- [Given records]
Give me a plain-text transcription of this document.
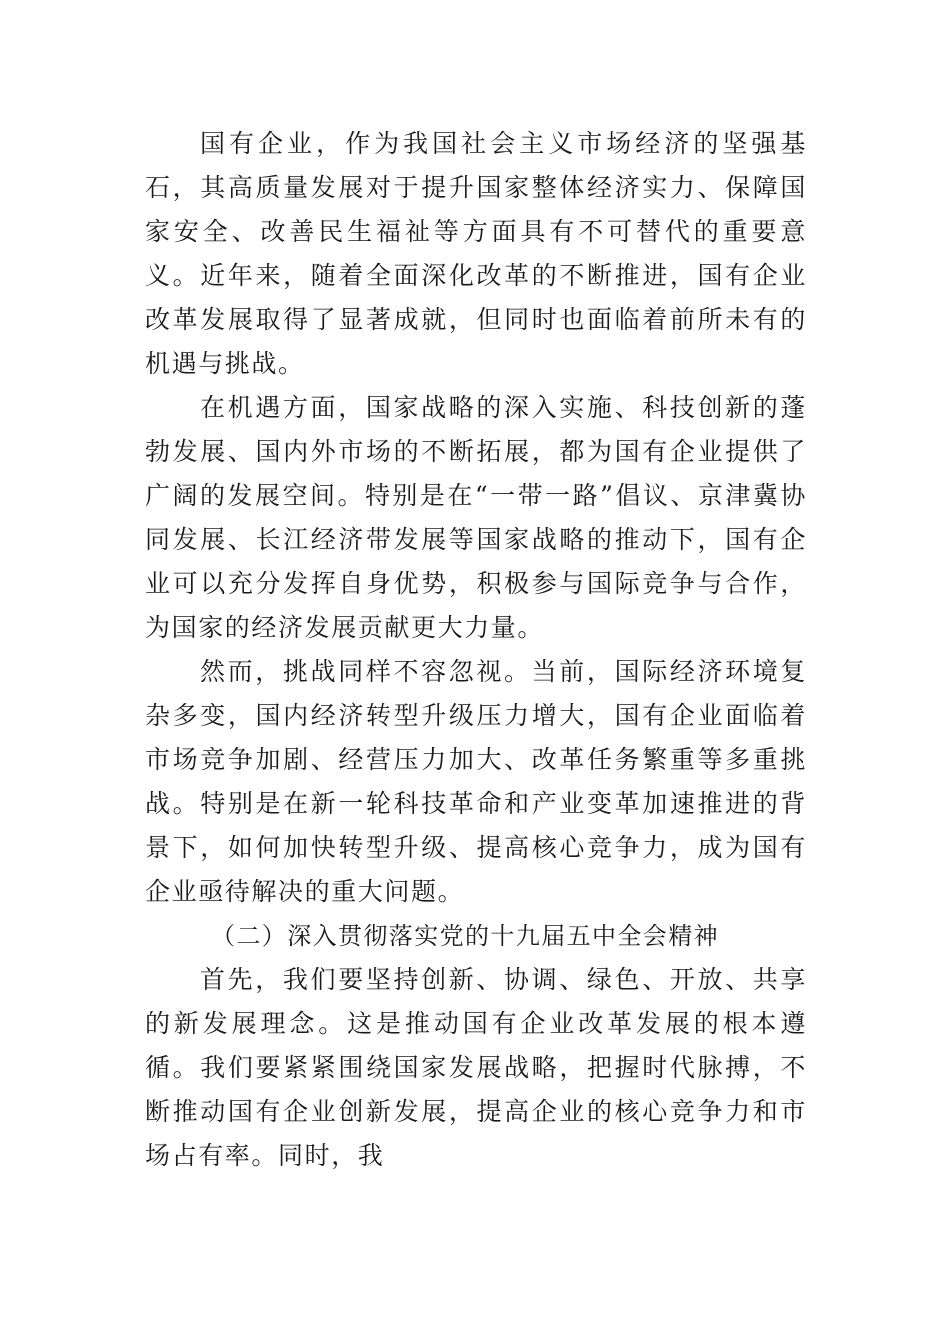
国有企业，作为我国社会主义市场经济的坚强基石，其高质量发展对于提升国家整体经济实力、保障国家安全、改善民生福祉等方面具有不可替代的重要意义。近年来，随着全面深化改革的不断推进，国有企业改革发展取得了显著成就，但同时也面临着前所未有的机遇与挑战。

在机遇方面，国家战略的深入实施、科技创新的蓬勃发展、国内外市场的不断拓展，都为国有企业提供了广阔的发展空间。特别是在“一带一路”倡议、京津冀协同发展、长江经济带发展等国家战略的推动下，国有企业可以充分发挥自身优势，积极参与国际竞争与合作，为国家的经济发展贡献更大力量。

然而，挑战同样不容忽视。当前，国际经济环境复杂多变，国内经济转型升级压力增大，国有企业面临着市场竞争加剧、经营压力加大、改革任务繁重等多重挑战。特别是在新一轮科技革命和产业变革加速推进的背景下，如何加快转型升级、提高核心竞争力，成为国有企业亟待解决的重大问题。

（二）深入贯彻落实党的十九届五中全会精神

首先，我们要坚持创新、协调、绿色、开放、共享的新发展理念。这是推动国有企业改革发展的根本遵循。我们要紧紧围绕国家发展战略，把握时代脉搏，不断推动国有企业创新发展，提高企业的核心竞争力和市场占有率。同时，我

- [Instructions to follow] Write out the records above exactly as they appear, leaving out any pictures.

- [Answer below]
Give me a plain-text transcription of this document.
国有企业，作为我国社会主义市场经济的坚强基石，其高质量发展对于提升国家整体经济实力、保障国家安全、改善民生福祉等方面具有不可替代的重要意义。近年来，随着全面深化改革的不断推进，国有企业改革发展取得了显著成就，但同时也面临着前所未有的机遇与挑战。

在机遇方面，国家战略的深入实施、科技创新的蓬勃发展、国内外市场的不断拓展，都为国有企业提供了广阔的发展空间。特别是在“一带一路”倡议、京津冀协同发展、长江经济带发展等国家战略的推动下，国有企业可以充分发挥自身优势，积极参与国际竞争与合作，为国家的经济发展贡献更大力量。

然而，挑战同样不容忽视。当前，国际经济环境复杂多变，国内经济转型升级压力增大，国有企业面临着市场竞争加剧、经营压力加大、改革任务繁重等多重挑战。特别是在新一轮科技革命和产业变革加速推进的背景下，如何加快转型升级、提高核心竞争力，成为国有企业亟待解决的重大问题。

（二）深入贯彻落实党的十九届五中全会精神

首先，我们要坚持创新、协调、绿色、开放、共享的新发展理念。这是推动国有企业改革发展的根本遵循。我们要紧紧围绕国家发展战略，把握时代脉搏，不断推动国有企业创新发展，提高企业的核心竞争力和市场占有率。同时，我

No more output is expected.